[Stored records]
___

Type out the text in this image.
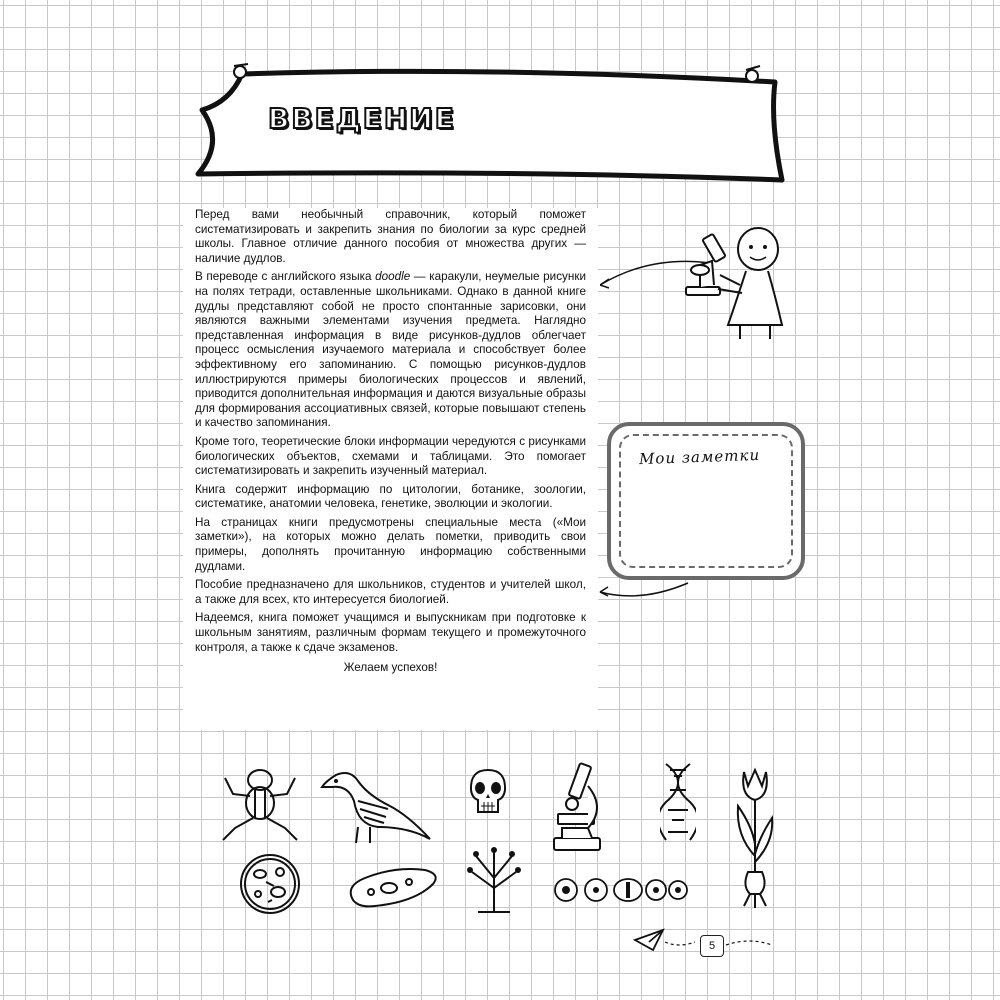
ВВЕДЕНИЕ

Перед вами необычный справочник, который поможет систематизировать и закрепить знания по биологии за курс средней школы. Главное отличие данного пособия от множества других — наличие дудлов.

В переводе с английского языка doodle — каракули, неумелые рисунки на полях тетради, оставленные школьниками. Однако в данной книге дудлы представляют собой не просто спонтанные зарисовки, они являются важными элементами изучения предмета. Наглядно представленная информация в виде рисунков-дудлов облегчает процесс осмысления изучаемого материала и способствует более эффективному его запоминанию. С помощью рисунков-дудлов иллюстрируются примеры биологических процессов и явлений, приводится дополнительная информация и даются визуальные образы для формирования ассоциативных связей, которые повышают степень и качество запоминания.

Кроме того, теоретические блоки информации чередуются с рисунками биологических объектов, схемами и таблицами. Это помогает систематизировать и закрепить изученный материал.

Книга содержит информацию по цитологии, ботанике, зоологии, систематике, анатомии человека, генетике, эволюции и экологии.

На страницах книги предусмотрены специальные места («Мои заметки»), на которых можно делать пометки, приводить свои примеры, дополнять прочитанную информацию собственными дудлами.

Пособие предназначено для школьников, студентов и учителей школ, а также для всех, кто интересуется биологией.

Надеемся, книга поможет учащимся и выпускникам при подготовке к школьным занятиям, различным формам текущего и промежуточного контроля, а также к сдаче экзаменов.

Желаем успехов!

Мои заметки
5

___

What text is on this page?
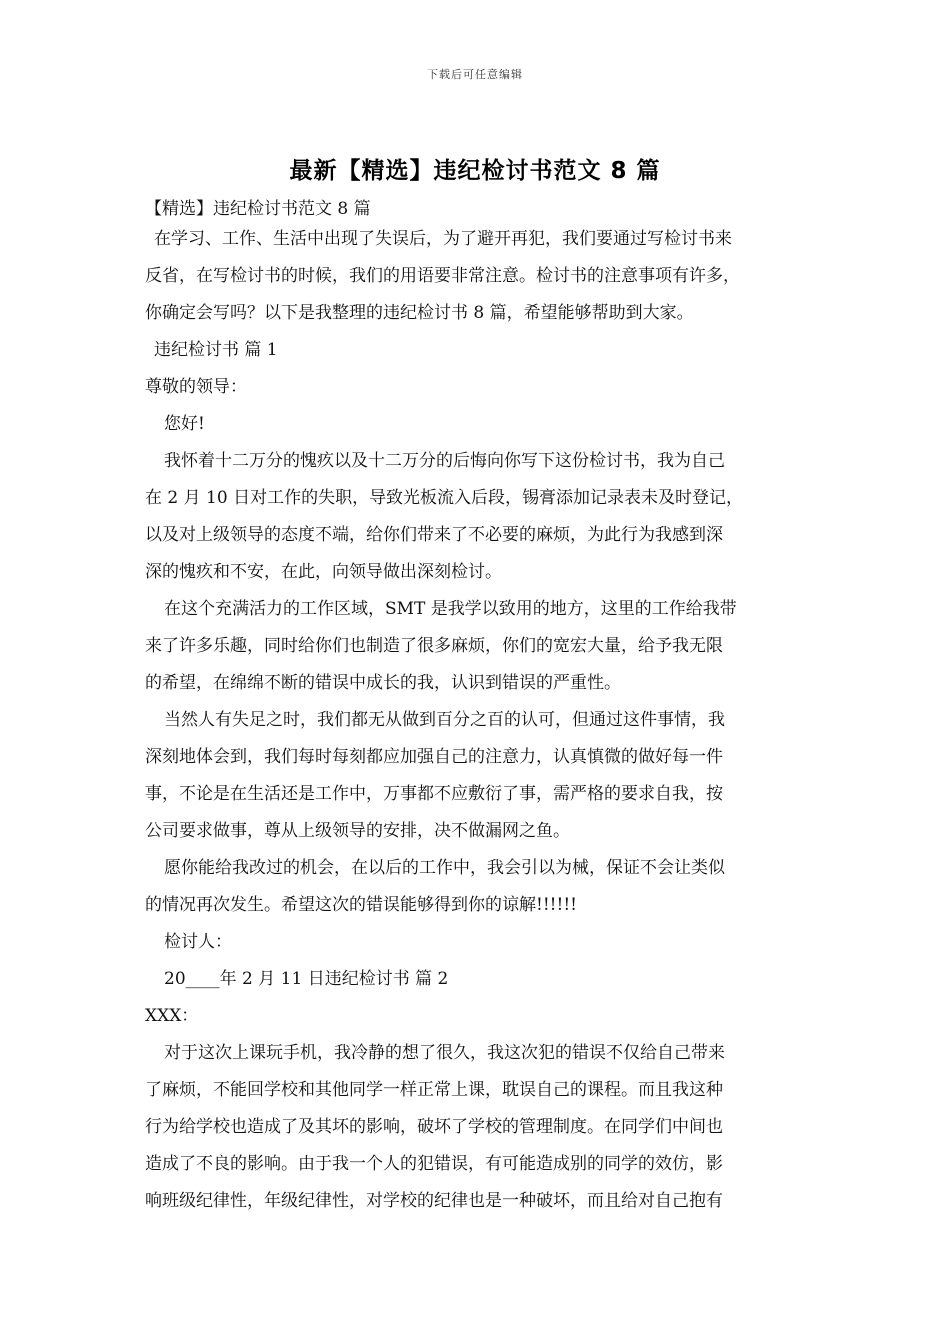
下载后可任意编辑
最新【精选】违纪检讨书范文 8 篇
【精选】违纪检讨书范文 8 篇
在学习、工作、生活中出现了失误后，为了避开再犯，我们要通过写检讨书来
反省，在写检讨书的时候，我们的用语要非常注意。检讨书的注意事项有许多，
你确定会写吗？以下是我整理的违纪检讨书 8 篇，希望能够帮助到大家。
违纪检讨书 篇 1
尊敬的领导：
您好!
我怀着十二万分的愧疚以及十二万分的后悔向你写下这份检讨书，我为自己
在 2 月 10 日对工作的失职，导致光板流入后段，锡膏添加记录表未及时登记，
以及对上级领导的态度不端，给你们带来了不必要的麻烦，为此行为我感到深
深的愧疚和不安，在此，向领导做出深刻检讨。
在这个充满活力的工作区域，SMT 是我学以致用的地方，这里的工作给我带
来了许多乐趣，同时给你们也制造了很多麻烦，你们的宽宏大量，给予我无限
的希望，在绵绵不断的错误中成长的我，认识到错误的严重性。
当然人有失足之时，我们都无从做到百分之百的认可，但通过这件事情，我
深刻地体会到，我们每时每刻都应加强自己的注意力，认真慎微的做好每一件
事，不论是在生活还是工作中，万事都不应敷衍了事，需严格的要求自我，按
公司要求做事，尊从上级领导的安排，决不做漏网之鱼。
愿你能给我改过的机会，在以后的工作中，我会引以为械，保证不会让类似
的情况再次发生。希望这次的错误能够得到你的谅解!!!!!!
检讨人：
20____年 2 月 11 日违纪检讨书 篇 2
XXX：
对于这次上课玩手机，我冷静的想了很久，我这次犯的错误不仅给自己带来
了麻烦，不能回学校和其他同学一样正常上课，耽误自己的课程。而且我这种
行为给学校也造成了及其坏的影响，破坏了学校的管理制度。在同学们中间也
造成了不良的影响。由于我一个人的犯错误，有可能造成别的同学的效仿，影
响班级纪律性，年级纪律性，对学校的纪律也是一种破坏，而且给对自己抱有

___

**OBJECTIVE**
Return each line in the records that holds the string "this".

**THE SOLUTION**
Type out the text in this image.
What text is on this page?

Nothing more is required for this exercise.